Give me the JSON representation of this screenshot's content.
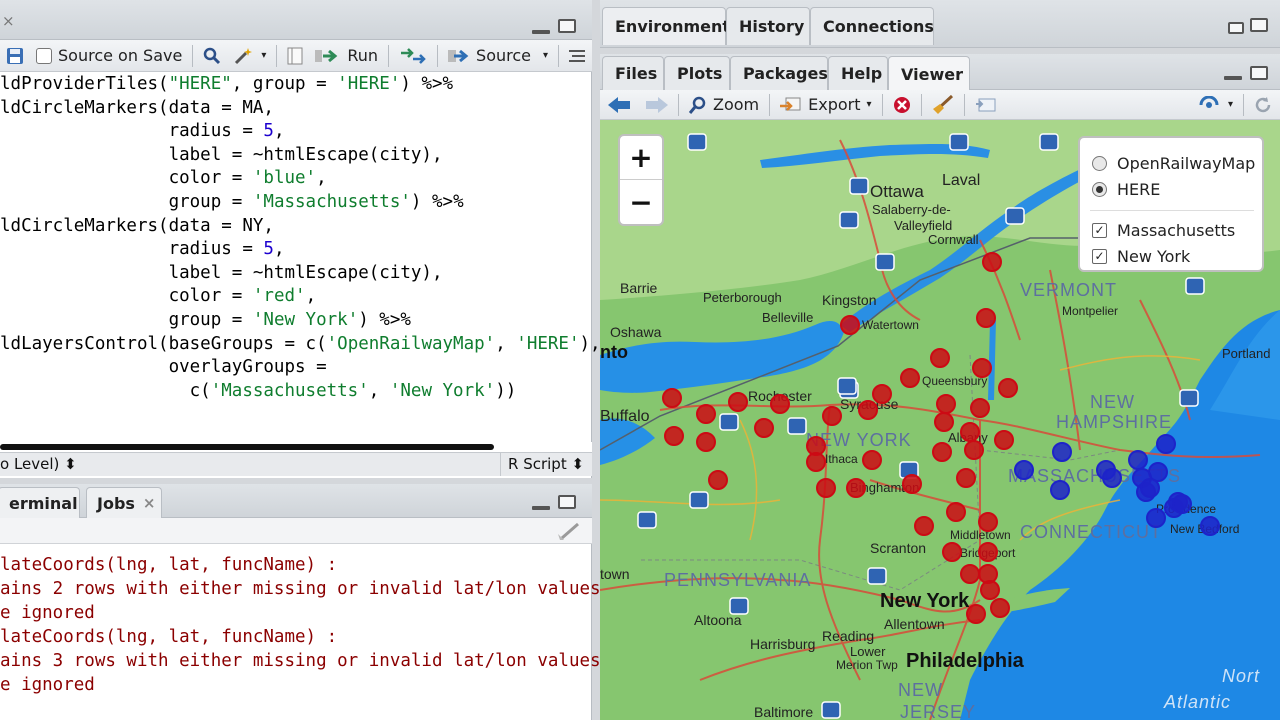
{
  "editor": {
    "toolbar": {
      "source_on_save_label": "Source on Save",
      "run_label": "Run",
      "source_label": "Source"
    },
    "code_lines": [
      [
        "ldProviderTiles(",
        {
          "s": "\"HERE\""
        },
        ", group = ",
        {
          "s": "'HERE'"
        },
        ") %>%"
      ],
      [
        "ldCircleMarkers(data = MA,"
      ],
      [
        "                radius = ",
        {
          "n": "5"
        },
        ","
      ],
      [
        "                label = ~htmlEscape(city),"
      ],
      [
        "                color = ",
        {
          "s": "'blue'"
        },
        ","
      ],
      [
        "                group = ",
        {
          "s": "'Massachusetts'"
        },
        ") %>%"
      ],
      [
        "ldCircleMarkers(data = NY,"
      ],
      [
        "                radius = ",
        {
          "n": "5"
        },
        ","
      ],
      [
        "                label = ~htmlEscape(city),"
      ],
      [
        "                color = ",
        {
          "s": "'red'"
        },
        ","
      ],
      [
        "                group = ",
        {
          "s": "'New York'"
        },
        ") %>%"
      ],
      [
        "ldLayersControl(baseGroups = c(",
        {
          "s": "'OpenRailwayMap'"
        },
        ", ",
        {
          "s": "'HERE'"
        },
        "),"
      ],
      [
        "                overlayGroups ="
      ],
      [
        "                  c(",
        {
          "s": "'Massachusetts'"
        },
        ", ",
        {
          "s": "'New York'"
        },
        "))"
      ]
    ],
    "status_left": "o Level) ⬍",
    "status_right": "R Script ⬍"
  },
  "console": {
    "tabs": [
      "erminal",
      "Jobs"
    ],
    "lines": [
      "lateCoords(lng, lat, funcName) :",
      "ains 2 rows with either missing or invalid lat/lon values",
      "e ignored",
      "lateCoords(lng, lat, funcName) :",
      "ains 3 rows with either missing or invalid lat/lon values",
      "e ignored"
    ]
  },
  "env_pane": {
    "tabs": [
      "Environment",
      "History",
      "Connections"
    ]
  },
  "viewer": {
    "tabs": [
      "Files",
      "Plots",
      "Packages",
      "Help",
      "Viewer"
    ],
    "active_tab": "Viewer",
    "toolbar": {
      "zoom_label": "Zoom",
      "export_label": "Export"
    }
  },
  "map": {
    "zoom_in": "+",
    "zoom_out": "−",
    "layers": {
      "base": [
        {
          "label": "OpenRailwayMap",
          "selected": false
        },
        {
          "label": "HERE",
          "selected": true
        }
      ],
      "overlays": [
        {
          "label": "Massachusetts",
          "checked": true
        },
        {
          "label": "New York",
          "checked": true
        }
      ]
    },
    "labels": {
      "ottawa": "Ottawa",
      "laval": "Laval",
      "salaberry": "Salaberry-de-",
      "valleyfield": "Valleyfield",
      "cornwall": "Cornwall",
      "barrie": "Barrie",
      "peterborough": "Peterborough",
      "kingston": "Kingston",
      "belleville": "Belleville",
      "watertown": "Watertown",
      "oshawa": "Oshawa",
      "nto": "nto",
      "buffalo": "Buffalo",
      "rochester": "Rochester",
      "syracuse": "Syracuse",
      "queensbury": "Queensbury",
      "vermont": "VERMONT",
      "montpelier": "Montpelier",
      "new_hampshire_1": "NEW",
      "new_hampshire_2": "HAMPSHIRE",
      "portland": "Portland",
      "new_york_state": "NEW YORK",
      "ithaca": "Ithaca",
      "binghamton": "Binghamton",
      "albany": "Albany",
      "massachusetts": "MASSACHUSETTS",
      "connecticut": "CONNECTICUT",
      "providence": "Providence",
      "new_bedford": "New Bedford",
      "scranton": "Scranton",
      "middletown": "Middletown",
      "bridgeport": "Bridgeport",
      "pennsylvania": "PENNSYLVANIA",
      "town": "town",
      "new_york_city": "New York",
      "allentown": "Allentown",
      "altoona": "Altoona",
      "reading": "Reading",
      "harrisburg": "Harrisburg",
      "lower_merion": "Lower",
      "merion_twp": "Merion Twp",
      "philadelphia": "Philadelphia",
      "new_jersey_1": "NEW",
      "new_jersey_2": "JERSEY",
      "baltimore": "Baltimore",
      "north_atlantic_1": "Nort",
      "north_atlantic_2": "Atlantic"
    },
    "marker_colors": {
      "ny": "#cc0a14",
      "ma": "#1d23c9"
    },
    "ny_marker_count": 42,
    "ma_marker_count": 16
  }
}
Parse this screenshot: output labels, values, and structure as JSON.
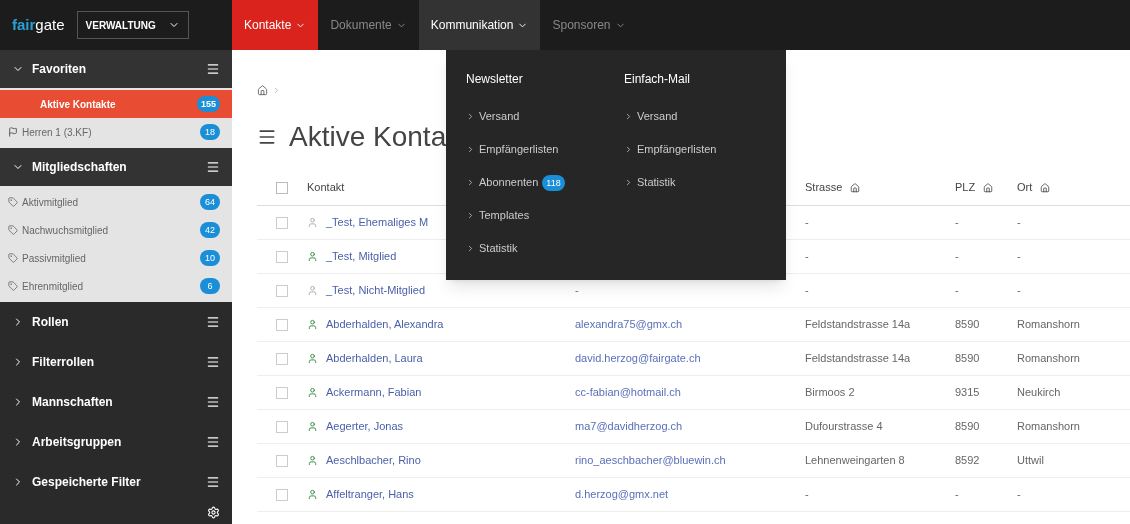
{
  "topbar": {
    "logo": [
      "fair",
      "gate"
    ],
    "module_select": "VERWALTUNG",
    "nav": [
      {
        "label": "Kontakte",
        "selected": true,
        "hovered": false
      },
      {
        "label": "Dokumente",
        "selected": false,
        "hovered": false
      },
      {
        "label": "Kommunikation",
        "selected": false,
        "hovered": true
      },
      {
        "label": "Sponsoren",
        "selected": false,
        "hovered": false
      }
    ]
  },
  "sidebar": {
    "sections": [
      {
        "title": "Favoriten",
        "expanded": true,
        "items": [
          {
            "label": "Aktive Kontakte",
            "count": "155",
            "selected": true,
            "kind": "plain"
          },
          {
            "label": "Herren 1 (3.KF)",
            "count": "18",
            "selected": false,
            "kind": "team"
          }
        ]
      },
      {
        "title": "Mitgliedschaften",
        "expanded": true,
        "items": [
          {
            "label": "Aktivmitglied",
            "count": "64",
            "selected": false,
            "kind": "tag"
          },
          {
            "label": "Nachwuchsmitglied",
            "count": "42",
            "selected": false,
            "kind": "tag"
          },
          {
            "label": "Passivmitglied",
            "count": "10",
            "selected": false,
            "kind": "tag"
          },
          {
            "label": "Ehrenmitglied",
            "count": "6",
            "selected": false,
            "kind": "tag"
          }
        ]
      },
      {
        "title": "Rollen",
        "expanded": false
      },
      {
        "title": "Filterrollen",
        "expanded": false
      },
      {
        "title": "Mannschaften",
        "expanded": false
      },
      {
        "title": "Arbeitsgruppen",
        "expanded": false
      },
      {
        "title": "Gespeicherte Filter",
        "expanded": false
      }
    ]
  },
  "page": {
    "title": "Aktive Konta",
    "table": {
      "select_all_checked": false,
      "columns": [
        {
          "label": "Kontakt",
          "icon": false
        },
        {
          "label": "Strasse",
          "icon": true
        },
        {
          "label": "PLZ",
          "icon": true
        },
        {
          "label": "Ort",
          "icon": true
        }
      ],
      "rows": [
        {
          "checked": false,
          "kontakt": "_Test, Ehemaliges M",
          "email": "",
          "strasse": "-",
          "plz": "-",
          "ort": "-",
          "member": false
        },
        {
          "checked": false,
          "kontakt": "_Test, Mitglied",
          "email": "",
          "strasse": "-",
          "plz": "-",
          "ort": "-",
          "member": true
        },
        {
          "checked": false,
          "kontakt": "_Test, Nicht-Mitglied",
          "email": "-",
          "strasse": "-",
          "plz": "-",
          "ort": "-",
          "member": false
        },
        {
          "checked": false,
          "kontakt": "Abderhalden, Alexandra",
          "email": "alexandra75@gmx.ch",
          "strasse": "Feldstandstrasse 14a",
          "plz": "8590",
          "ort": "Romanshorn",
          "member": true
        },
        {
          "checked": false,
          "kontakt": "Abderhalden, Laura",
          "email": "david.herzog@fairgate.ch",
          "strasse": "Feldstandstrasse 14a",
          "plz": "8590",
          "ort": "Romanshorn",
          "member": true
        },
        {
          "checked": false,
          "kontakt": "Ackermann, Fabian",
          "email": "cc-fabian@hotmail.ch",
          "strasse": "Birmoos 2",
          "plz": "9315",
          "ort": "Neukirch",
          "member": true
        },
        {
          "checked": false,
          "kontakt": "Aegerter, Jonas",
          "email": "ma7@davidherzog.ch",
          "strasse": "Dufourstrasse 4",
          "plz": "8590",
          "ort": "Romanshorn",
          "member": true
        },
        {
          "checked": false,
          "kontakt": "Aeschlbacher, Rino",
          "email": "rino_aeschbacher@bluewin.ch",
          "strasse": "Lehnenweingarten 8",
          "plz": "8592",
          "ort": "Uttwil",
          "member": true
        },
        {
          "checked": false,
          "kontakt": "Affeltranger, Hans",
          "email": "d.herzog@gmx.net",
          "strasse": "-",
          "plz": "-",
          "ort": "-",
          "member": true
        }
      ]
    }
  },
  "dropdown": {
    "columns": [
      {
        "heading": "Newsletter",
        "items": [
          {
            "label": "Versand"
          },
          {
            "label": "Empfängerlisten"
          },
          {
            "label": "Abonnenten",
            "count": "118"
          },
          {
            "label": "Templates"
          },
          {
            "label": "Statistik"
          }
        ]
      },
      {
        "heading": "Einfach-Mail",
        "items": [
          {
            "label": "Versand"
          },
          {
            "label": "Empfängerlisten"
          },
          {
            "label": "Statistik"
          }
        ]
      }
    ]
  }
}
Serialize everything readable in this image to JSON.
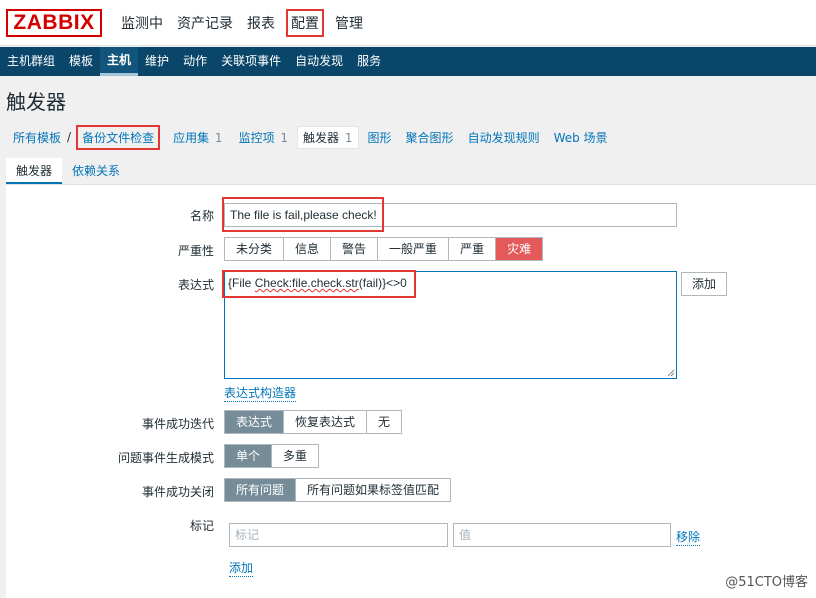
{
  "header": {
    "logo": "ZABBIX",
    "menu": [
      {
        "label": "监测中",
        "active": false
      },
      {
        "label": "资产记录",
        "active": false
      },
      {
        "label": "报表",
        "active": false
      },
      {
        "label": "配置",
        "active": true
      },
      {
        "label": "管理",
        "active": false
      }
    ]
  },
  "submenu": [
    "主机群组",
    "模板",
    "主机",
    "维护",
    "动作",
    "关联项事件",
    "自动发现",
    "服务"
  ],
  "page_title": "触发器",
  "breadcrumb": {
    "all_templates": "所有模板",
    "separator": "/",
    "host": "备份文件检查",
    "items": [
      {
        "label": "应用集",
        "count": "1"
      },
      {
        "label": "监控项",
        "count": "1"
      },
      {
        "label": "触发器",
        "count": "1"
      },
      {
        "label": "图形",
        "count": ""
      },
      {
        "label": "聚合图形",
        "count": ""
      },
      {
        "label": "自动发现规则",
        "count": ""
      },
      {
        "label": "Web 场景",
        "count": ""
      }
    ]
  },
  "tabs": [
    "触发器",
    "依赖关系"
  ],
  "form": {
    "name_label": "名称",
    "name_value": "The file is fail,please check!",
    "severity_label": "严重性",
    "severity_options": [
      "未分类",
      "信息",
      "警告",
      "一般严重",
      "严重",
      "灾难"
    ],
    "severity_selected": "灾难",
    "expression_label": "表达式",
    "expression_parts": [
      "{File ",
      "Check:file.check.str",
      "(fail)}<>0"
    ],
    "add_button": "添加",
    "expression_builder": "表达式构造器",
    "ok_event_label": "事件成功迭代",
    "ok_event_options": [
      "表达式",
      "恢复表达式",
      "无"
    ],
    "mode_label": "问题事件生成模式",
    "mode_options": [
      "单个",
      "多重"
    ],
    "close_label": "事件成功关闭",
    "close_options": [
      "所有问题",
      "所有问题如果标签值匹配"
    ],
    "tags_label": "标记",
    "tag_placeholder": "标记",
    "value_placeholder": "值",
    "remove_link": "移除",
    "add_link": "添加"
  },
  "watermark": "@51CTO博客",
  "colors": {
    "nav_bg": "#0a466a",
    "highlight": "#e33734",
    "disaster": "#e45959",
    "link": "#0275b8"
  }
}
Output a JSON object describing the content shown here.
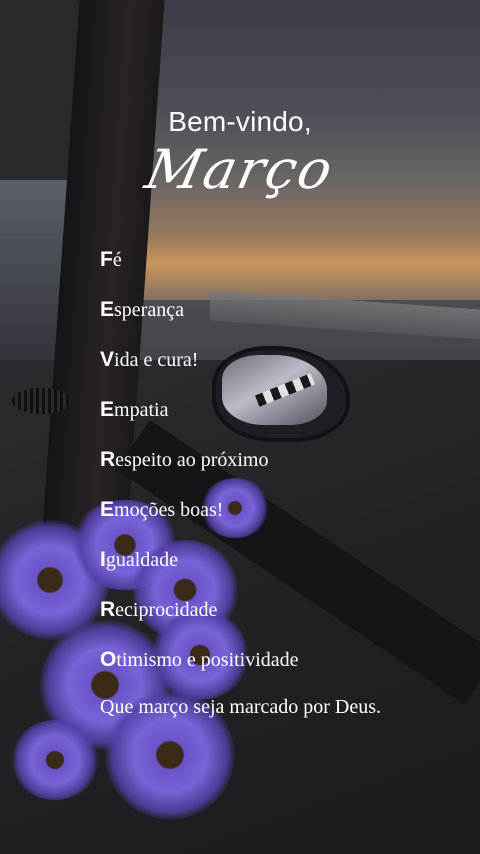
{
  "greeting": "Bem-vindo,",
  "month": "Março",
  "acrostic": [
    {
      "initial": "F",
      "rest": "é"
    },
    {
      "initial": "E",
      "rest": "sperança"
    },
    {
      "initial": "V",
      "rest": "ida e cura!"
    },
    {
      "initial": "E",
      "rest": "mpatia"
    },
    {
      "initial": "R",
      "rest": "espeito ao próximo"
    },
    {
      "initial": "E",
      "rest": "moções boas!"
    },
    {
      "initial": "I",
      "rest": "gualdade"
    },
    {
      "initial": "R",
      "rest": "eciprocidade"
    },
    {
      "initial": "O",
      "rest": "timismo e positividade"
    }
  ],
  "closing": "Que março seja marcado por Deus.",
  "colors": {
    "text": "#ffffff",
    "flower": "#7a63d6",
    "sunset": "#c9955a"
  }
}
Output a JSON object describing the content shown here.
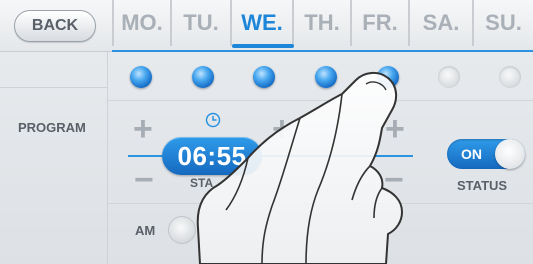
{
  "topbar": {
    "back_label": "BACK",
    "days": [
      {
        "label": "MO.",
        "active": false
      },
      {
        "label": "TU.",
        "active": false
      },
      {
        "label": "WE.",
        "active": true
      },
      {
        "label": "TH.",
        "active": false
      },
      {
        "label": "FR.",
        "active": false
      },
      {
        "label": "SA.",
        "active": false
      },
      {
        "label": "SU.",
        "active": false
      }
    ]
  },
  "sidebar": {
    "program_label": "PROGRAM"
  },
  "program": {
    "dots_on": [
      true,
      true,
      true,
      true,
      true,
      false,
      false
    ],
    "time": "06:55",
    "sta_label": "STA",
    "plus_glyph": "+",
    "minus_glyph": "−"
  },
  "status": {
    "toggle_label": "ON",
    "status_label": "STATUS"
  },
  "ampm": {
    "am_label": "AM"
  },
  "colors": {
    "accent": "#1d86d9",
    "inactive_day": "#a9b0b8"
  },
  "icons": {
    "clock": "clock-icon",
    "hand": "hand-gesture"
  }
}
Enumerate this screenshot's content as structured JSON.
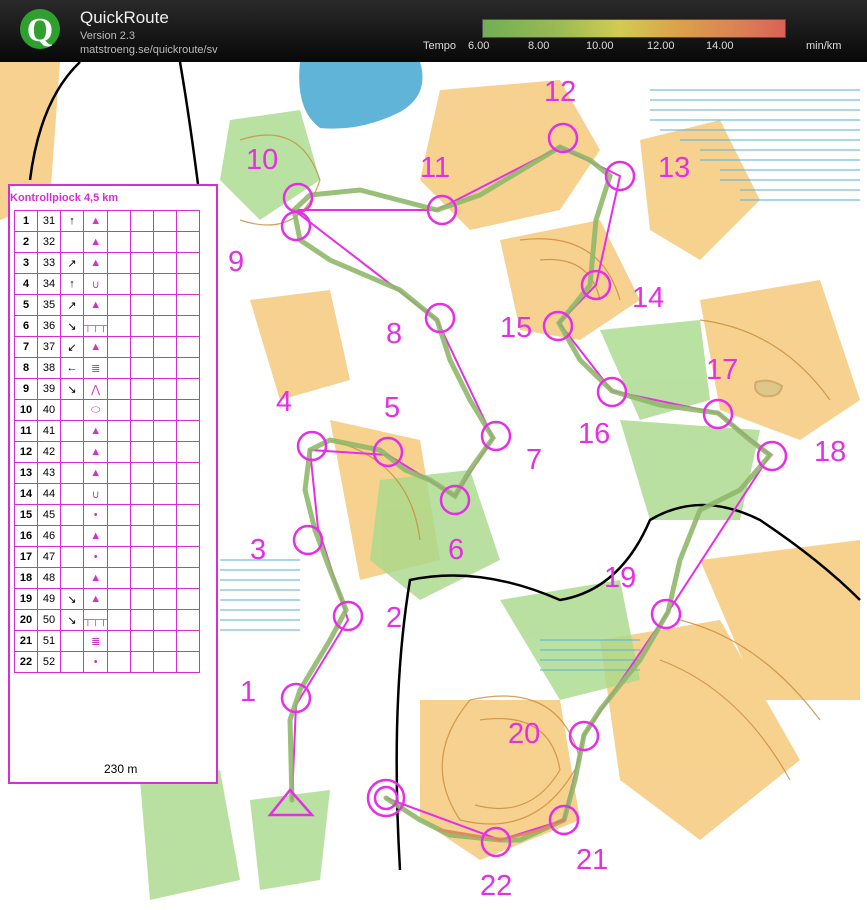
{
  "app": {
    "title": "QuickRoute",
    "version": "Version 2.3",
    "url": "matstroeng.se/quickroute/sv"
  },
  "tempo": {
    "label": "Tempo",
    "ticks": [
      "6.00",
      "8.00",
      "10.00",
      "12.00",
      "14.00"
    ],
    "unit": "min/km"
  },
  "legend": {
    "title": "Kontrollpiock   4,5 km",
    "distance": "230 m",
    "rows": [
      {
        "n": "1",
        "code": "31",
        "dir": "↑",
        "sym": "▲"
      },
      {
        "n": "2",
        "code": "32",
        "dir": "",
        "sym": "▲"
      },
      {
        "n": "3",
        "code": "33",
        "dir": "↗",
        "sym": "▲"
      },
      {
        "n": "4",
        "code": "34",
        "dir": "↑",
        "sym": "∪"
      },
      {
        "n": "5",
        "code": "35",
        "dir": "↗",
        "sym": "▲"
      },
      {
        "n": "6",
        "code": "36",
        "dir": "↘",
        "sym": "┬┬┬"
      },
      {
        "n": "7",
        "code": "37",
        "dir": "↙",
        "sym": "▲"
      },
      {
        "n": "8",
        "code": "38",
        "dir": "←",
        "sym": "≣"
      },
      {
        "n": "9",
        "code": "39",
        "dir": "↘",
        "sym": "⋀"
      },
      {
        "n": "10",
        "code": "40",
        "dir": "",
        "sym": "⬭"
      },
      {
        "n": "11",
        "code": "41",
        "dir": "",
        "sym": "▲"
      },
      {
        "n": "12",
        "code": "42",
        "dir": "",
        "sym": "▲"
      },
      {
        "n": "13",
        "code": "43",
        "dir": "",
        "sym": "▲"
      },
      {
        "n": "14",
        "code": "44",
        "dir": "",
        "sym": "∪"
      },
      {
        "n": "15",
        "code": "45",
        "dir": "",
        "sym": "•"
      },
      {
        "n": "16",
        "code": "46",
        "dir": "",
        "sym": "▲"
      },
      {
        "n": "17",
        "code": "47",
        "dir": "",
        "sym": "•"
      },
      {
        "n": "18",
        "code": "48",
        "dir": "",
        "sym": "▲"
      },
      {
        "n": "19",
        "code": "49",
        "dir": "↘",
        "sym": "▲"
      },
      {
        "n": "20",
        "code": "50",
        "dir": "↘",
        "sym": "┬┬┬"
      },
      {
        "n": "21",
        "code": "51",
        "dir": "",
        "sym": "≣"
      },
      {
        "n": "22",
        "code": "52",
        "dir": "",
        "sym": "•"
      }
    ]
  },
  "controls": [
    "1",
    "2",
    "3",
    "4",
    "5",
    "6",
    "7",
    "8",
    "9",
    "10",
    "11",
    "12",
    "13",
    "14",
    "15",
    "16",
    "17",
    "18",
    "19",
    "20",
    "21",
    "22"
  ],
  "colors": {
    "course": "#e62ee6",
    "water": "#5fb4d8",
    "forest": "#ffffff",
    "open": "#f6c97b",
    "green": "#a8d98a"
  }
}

__The task__:
Above are the records; copy every line in them that holds the word "values".

__Right answer__:
      "ains 2 rows with either missing or invalid lat/lon values",
      "ains 3 rows with either missing or invalid lat/lon values",
Parse this screenshot: output labels, values, and structure as JSON.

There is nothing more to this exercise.